# Stored records start

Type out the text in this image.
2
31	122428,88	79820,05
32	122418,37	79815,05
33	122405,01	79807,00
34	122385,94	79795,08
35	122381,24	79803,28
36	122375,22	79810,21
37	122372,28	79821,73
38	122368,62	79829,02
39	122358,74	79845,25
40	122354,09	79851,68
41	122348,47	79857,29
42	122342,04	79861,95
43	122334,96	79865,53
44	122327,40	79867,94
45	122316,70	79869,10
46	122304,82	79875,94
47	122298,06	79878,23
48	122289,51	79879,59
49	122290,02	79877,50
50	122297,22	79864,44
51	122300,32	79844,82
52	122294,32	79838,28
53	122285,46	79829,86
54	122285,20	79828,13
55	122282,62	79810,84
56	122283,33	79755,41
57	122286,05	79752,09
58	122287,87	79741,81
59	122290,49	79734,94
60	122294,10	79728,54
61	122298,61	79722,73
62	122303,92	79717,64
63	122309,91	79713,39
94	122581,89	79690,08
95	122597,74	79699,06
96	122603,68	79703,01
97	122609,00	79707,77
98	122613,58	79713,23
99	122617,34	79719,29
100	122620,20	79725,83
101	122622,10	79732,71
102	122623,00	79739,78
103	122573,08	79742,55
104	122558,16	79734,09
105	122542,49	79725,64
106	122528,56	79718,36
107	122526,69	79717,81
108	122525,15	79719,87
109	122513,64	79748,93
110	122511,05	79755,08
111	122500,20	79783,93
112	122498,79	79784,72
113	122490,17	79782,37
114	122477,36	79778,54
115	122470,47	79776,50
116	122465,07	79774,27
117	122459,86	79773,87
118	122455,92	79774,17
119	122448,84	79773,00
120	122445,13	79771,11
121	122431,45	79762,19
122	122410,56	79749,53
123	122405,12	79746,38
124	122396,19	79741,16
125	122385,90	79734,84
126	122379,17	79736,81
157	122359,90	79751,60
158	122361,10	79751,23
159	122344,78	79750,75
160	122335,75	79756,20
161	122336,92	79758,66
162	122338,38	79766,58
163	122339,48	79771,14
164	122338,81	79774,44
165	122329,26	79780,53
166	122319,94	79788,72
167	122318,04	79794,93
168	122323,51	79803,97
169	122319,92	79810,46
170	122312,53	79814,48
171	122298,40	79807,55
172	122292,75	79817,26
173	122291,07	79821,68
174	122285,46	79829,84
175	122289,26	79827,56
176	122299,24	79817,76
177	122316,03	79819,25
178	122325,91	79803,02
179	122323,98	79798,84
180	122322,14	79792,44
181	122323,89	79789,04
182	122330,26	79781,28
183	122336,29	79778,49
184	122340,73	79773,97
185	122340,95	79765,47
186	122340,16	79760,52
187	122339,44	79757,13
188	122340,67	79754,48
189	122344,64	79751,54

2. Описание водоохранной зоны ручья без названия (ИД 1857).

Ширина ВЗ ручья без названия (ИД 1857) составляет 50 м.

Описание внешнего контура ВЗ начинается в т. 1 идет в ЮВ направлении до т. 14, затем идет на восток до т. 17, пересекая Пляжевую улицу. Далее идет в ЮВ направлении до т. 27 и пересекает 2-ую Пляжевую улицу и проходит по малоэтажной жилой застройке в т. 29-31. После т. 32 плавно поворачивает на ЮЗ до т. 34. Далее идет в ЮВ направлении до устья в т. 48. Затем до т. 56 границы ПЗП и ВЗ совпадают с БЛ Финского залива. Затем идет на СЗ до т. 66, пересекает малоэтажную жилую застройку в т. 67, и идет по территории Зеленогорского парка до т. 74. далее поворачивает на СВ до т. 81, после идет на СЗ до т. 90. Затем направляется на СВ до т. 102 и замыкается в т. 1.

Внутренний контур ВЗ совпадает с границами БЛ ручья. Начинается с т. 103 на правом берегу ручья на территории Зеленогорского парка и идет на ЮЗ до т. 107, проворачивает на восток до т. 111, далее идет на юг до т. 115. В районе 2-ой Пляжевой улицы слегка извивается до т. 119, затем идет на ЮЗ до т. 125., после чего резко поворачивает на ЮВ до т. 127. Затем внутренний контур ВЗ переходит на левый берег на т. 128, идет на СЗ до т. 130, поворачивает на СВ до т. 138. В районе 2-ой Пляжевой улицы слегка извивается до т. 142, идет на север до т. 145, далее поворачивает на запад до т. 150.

# Stored records end

▸ **What is asked**:
Output an exact copy of each record.

▸ **Final result**:
Type out the text in this image.
2
31	122428,88	79820,05
32	122418,37	79815,05
33	122405,01	79807,00
34	122385,94	79795,08
35	122381,24	79803,28
36	122375,22	79810,21
37	122372,28	79821,73
38	122368,62	79829,02
39	122358,74	79845,25
40	122354,09	79851,68
41	122348,47	79857,29
42	122342,04	79861,95
43	122334,96	79865,53
44	122327,40	79867,94
45	122316,70	79869,10
46	122304,82	79875,94
47	122298,06	79878,23
48	122289,51	79879,59
49	122290,02	79877,50
50	122297,22	79864,44
51	122300,32	79844,82
52	122294,32	79838,28
53	122285,46	79829,86
54	122285,20	79828,13
55	122282,62	79810,84
56	122283,33	79755,41
57	122286,05	79752,09
58	122287,87	79741,81
59	122290,49	79734,94
60	122294,10	79728,54
61	122298,61	79722,73
62	122303,92	79717,64
63	122309,91	79713,39
94	122581,89	79690,08
95	122597,74	79699,06
96	122603,68	79703,01
97	122609,00	79707,77
98	122613,58	79713,23
99	122617,34	79719,29
100	122620,20	79725,83
101	122622,10	79732,71
102	122623,00	79739,78
103	122573,08	79742,55
104	122558,16	79734,09
105	122542,49	79725,64
106	122528,56	79718,36
107	122526,69	79717,81
108	122525,15	79719,87
109	122513,64	79748,93
110	122511,05	79755,08
111	122500,20	79783,93
112	122498,79	79784,72
113	122490,17	79782,37
114	122477,36	79778,54
115	122470,47	79776,50
116	122465,07	79774,27
117	122459,86	79773,87
118	122455,92	79774,17
119	122448,84	79773,00
120	122445,13	79771,11
121	122431,45	79762,19
122	122410,56	79749,53
123	122405,12	79746,38
124	122396,19	79741,16
125	122385,90	79734,84
126	122379,17	79736,81
157	122359,90	79751,60
158	122361,10	79751,23
159	122344,78	79750,75
160	122335,75	79756,20
161	122336,92	79758,66
162	122338,38	79766,58
163	122339,48	79771,14
164	122338,81	79774,44
165	122329,26	79780,53
166	122319,94	79788,72
167	122318,04	79794,93
168	122323,51	79803,97
169	122319,92	79810,46
170	122312,53	79814,48
171	122298,40	79807,55
172	122292,75	79817,26
173	122291,07	79821,68
174	122285,46	79829,84
175	122289,26	79827,56
176	122299,24	79817,76
177	122316,03	79819,25
178	122325,91	79803,02
179	122323,98	79798,84
180	122322,14	79792,44
181	122323,89	79789,04
182	122330,26	79781,28
183	122336,29	79778,49
184	122340,73	79773,97
185	122340,95	79765,47
186	122340,16	79760,52
187	122339,44	79757,13
188	122340,67	79754,48
189	122344,64	79751,54

2. Описание водоохранной зоны ручья без названия (ИД 1857).

Ширина ВЗ ручья без названия (ИД 1857) составляет 50 м.

Описание внешнего контура ВЗ начинается в т. 1 идет в ЮВ направлении до т. 14, затем идет на восток до т. 17, пересекая Пляжевую улицу. Далее идет в ЮВ направлении до т. 27 и пересекает 2-ую Пляжевую улицу и проходит по малоэтажной жилой застройке в т. 29-31. После т. 32 плавно поворачивает на ЮЗ до т. 34. Далее идет в ЮВ направлении до устья в т. 48. Затем до т. 56 границы ПЗП и ВЗ совпадают с БЛ Финского залива. Затем идет на СЗ до т. 66, пересекает малоэтажную жилую застройку в т. 67, и идет по территории Зеленогорского парка до т. 74. далее поворачивает на СВ до т. 81, после идет на СЗ до т. 90. Затем направляется на СВ до т. 102 и замыкается в т. 1.

Внутренний контур ВЗ совпадает с границами БЛ ручья. Начинается с т. 103 на правом берегу ручья на территории Зеленогорского парка и идет на ЮЗ до т. 107, проворачивает на восток до т. 111, далее идет на юг до т. 115. В районе 2-ой Пляжевой улицы слегка извивается до т. 119, затем идет на ЮЗ до т. 125., после чего резко поворачивает на ЮВ до т. 127. Затем внутренний контур ВЗ переходит на левый берег на т. 128, идет на СЗ до т. 130, поворачивает на СВ до т. 138. В районе 2-ой Пляжевой улицы слегка извивается до т. 142, идет на север до т. 145, далее поворачивает на запад до т. 150.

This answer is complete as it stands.